-- Begin --

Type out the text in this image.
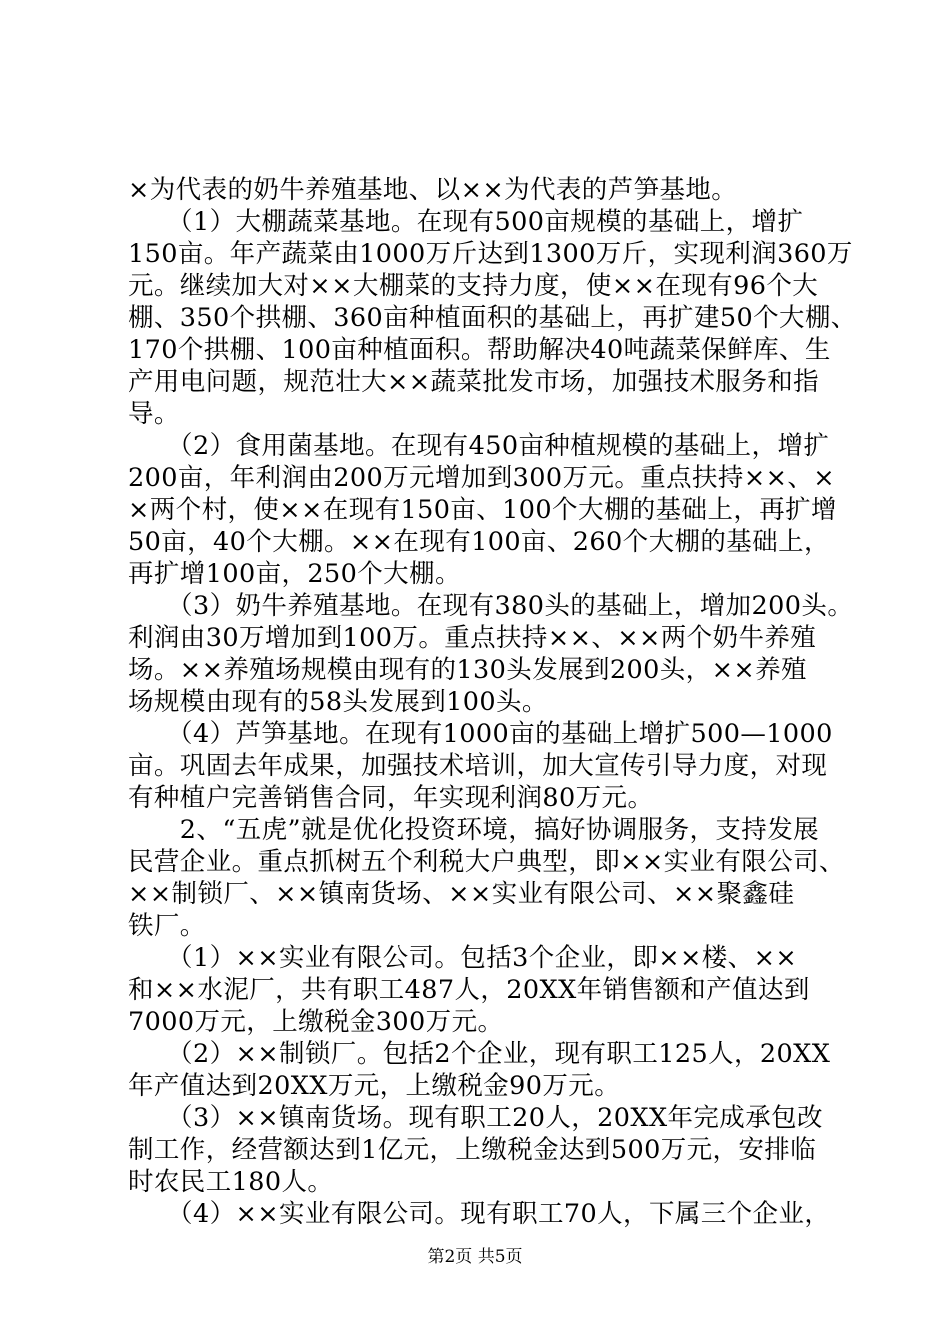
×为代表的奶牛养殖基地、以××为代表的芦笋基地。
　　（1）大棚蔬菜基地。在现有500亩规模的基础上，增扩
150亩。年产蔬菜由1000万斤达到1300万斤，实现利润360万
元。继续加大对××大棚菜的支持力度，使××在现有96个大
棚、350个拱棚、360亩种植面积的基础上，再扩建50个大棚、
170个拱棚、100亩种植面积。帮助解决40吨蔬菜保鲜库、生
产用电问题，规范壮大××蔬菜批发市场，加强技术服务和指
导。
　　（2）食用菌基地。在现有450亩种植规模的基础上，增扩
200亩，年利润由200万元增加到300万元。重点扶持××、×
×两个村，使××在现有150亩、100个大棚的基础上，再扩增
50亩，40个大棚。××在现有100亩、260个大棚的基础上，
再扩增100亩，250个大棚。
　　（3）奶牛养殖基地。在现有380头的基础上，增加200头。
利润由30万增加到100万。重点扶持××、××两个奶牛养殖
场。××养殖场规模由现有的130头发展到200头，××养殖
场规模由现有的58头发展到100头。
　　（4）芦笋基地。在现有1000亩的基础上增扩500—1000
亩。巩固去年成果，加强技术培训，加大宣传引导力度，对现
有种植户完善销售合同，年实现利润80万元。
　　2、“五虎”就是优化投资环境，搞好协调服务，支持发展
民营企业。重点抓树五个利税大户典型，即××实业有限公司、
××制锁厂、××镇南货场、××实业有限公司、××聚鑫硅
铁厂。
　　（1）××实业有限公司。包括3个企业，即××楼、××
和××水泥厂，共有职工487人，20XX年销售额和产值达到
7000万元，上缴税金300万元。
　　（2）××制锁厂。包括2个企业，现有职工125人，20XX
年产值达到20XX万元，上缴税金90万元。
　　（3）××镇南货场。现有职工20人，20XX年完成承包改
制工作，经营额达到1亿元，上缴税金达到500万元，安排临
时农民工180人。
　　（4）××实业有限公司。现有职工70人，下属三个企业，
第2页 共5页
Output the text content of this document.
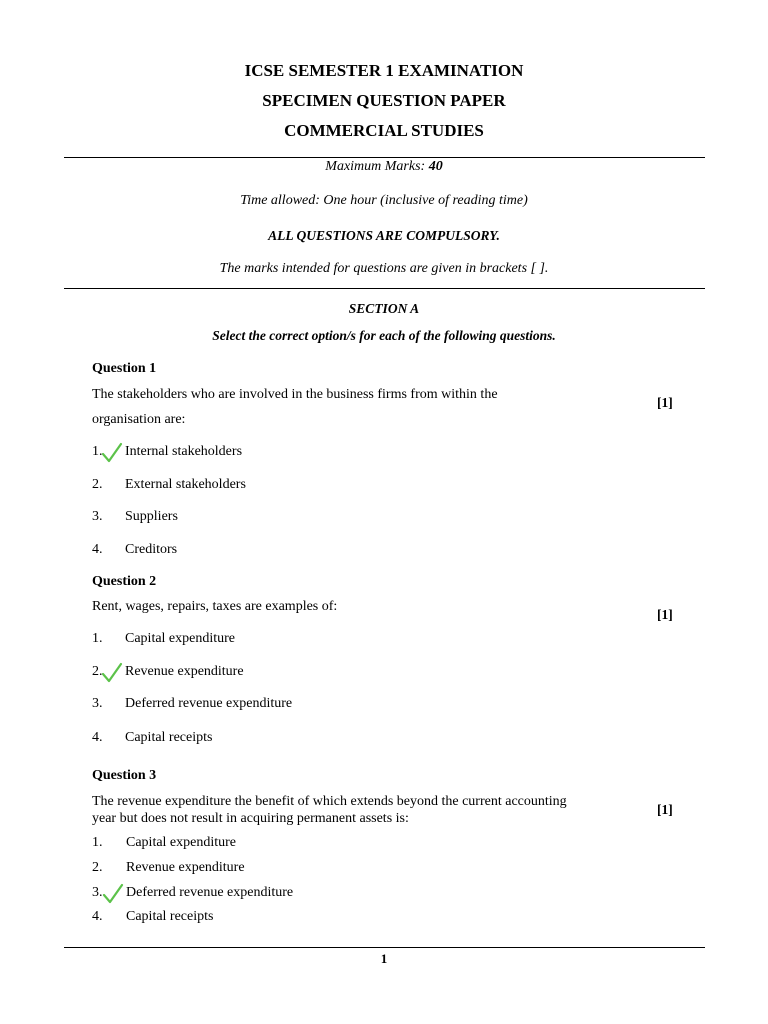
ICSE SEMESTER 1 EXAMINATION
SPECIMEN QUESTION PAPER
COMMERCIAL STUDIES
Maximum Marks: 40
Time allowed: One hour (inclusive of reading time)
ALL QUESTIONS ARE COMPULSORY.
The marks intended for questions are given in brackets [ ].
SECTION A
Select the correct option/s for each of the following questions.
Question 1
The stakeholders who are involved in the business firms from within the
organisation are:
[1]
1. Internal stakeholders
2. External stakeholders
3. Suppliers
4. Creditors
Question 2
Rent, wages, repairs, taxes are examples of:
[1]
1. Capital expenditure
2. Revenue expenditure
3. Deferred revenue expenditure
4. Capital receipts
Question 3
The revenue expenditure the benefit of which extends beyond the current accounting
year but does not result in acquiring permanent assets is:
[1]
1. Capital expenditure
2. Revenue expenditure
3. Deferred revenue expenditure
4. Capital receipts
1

-- End --

**DIRECTIONS FOR THIS TASK:** A faithful copy of the records above is needed, with the pictures left out.

**TASK SOLUTION:**
Type out the text in this image.
×为代表的奶牛养殖基地、以××为代表的芦笋基地。
　　（1）大棚蔬菜基地。在现有500亩规模的基础上，增扩
150亩。年产蔬菜由1000万斤达到1300万斤，实现利润360万
元。继续加大对××大棚菜的支持力度，使××在现有96个大
棚、350个拱棚、360亩种植面积的基础上，再扩建50个大棚、
170个拱棚、100亩种植面积。帮助解决40吨蔬菜保鲜库、生
产用电问题，规范壮大××蔬菜批发市场，加强技术服务和指
导。
　　（2）食用菌基地。在现有450亩种植规模的基础上，增扩
200亩，年利润由200万元增加到300万元。重点扶持××、×
×两个村，使××在现有150亩、100个大棚的基础上，再扩增
50亩，40个大棚。××在现有100亩、260个大棚的基础上，
再扩增100亩，250个大棚。
　　（3）奶牛养殖基地。在现有380头的基础上，增加200头。
利润由30万增加到100万。重点扶持××、××两个奶牛养殖
场。××养殖场规模由现有的130头发展到200头，××养殖
场规模由现有的58头发展到100头。
　　（4）芦笋基地。在现有1000亩的基础上增扩500—1000
亩。巩固去年成果，加强技术培训，加大宣传引导力度，对现
有种植户完善销售合同，年实现利润80万元。
　　2、“五虎”就是优化投资环境，搞好协调服务，支持发展
民营企业。重点抓树五个利税大户典型，即××实业有限公司、
××制锁厂、××镇南货场、××实业有限公司、××聚鑫硅
铁厂。
　　（1）××实业有限公司。包括3个企业，即××楼、××
和××水泥厂，共有职工487人，20XX年销售额和产值达到
7000万元，上缴税金300万元。
　　（2）××制锁厂。包括2个企业，现有职工125人，20XX
年产值达到20XX万元，上缴税金90万元。
　　（3）××镇南货场。现有职工20人，20XX年完成承包改
制工作，经营额达到1亿元，上缴税金达到500万元，安排临
时农民工180人。
　　（4）××实业有限公司。现有职工70人，下属三个企业，
第2页 共5页
Output the text content of this document.
ICSE SEMESTER 1 EXAMINATION
SPECIMEN QUESTION PAPER
COMMERCIAL STUDIES
Maximum Marks: 40
Time allowed: One hour (inclusive of reading time)
ALL QUESTIONS ARE COMPULSORY.
The marks intended for questions are given in brackets [ ].
SECTION A
Select the correct option/s for each of the following questions.
Question 1
The stakeholders who are involved in the business firms from within the
organisation are:
[1]
1. Internal stakeholders
2. External stakeholders
3. Suppliers
4. Creditors
Question 2
Rent, wages, repairs, taxes are examples of:
[1]
1. Capital expenditure
2. Revenue expenditure
3. Deferred revenue expenditure
4. Capital receipts
Question 3
The revenue expenditure the benefit of which extends beyond the current accounting
year but does not result in acquiring permanent assets is:
[1]
1. Capital expenditure
2. Revenue expenditure
3. Deferred revenue expenditure
4. Capital receipts
1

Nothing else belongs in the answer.